**Entries taken from a collection:**
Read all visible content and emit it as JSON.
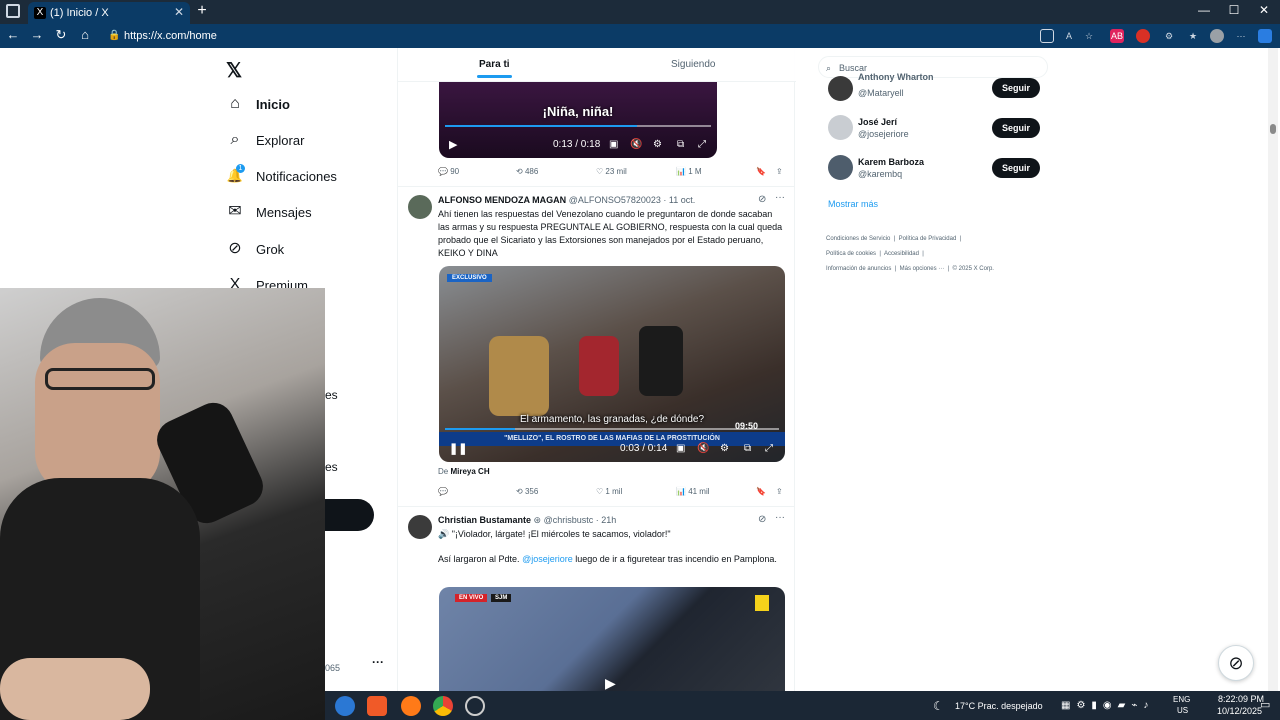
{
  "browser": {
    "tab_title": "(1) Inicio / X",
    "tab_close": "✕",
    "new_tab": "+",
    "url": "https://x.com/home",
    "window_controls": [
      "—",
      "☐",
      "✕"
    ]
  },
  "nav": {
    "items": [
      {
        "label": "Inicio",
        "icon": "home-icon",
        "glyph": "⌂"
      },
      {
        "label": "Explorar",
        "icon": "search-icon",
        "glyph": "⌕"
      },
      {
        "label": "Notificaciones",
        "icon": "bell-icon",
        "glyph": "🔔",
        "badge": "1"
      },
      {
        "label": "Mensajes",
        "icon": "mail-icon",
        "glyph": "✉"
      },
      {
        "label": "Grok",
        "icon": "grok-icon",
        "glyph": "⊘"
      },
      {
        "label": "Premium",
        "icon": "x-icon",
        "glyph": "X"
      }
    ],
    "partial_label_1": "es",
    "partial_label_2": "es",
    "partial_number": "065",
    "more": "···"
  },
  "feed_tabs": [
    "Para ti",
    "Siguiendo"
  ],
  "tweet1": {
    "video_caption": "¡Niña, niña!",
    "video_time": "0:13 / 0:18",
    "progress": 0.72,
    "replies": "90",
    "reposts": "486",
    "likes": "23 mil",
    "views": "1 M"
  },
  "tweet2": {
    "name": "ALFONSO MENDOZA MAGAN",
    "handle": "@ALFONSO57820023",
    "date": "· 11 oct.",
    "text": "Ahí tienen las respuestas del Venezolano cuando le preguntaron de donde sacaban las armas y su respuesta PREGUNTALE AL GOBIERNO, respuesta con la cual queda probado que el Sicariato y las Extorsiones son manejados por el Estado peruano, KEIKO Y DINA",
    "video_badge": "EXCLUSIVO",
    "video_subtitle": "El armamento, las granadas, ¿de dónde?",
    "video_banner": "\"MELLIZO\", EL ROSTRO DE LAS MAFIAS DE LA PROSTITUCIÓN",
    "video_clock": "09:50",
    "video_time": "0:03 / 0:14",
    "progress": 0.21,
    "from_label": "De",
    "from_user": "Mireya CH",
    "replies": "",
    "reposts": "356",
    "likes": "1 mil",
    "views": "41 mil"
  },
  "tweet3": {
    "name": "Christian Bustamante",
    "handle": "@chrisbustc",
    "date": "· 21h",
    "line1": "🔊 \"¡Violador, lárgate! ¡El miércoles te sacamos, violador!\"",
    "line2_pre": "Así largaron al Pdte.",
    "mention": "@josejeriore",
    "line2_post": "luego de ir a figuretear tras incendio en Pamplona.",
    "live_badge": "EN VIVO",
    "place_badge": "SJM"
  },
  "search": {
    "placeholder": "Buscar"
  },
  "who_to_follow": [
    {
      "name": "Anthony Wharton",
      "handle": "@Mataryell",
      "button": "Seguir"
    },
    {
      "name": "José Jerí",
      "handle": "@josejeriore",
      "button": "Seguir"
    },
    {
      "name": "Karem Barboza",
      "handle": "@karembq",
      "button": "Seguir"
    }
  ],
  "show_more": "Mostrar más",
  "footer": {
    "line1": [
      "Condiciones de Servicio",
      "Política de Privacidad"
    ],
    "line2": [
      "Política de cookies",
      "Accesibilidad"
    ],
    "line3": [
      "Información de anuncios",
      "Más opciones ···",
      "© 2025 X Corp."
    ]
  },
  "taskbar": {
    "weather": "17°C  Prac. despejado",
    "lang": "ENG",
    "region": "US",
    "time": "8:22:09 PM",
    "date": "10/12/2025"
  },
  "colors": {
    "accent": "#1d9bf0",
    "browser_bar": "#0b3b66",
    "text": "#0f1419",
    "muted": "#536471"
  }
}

**YOUR GOAL:** Leave out the pictures and output every record above precisely as given.

**ANSWER TO THE PROBLEM:**
Read all visible content and emit it as JSON.
{
  "browser": {
    "tab_title": "(1) Inicio / X",
    "tab_close": "✕",
    "new_tab": "+",
    "url": "https://x.com/home",
    "window_controls": [
      "—",
      "☐",
      "✕"
    ]
  },
  "nav": {
    "items": [
      {
        "label": "Inicio",
        "icon": "home-icon",
        "glyph": "⌂"
      },
      {
        "label": "Explorar",
        "icon": "search-icon",
        "glyph": "⌕"
      },
      {
        "label": "Notificaciones",
        "icon": "bell-icon",
        "glyph": "🔔",
        "badge": "1"
      },
      {
        "label": "Mensajes",
        "icon": "mail-icon",
        "glyph": "✉"
      },
      {
        "label": "Grok",
        "icon": "grok-icon",
        "glyph": "⊘"
      },
      {
        "label": "Premium",
        "icon": "x-icon",
        "glyph": "X"
      }
    ],
    "partial_label_1": "es",
    "partial_label_2": "es",
    "partial_number": "065",
    "more": "···"
  },
  "feed_tabs": [
    "Para ti",
    "Siguiendo"
  ],
  "tweet1": {
    "video_caption": "¡Niña, niña!",
    "video_time": "0:13 / 0:18",
    "progress": 0.72,
    "replies": "90",
    "reposts": "486",
    "likes": "23 mil",
    "views": "1 M"
  },
  "tweet2": {
    "name": "ALFONSO MENDOZA MAGAN",
    "handle": "@ALFONSO57820023",
    "date": "· 11 oct.",
    "text": "Ahí tienen las respuestas del Venezolano cuando le preguntaron de donde sacaban las armas y su respuesta PREGUNTALE AL GOBIERNO, respuesta con la cual queda probado que el Sicariato y las Extorsiones son manejados por el Estado peruano, KEIKO Y DINA",
    "video_badge": "EXCLUSIVO",
    "video_subtitle": "El armamento, las granadas, ¿de dónde?",
    "video_banner": "\"MELLIZO\", EL ROSTRO DE LAS MAFIAS DE LA PROSTITUCIÓN",
    "video_clock": "09:50",
    "video_time": "0:03 / 0:14",
    "progress": 0.21,
    "from_label": "De",
    "from_user": "Mireya CH",
    "replies": "",
    "reposts": "356",
    "likes": "1 mil",
    "views": "41 mil"
  },
  "tweet3": {
    "name": "Christian Bustamante",
    "handle": "@chrisbustc",
    "date": "· 21h",
    "line1": "🔊 \"¡Violador, lárgate! ¡El miércoles te sacamos, violador!\"",
    "line2_pre": "Así largaron al Pdte.",
    "mention": "@josejeriore",
    "line2_post": "luego de ir a figuretear tras incendio en Pamplona.",
    "live_badge": "EN VIVO",
    "place_badge": "SJM"
  },
  "search": {
    "placeholder": "Buscar"
  },
  "who_to_follow": [
    {
      "name": "Anthony Wharton",
      "handle": "@Mataryell",
      "button": "Seguir"
    },
    {
      "name": "José Jerí",
      "handle": "@josejeriore",
      "button": "Seguir"
    },
    {
      "name": "Karem Barboza",
      "handle": "@karembq",
      "button": "Seguir"
    }
  ],
  "show_more": "Mostrar más",
  "footer": {
    "line1": [
      "Condiciones de Servicio",
      "Política de Privacidad"
    ],
    "line2": [
      "Política de cookies",
      "Accesibilidad"
    ],
    "line3": [
      "Información de anuncios",
      "Más opciones ···",
      "© 2025 X Corp."
    ]
  },
  "taskbar": {
    "weather": "17°C  Prac. despejado",
    "lang": "ENG",
    "region": "US",
    "time": "8:22:09 PM",
    "date": "10/12/2025"
  },
  "colors": {
    "accent": "#1d9bf0",
    "browser_bar": "#0b3b66",
    "text": "#0f1419",
    "muted": "#536471"
  }
}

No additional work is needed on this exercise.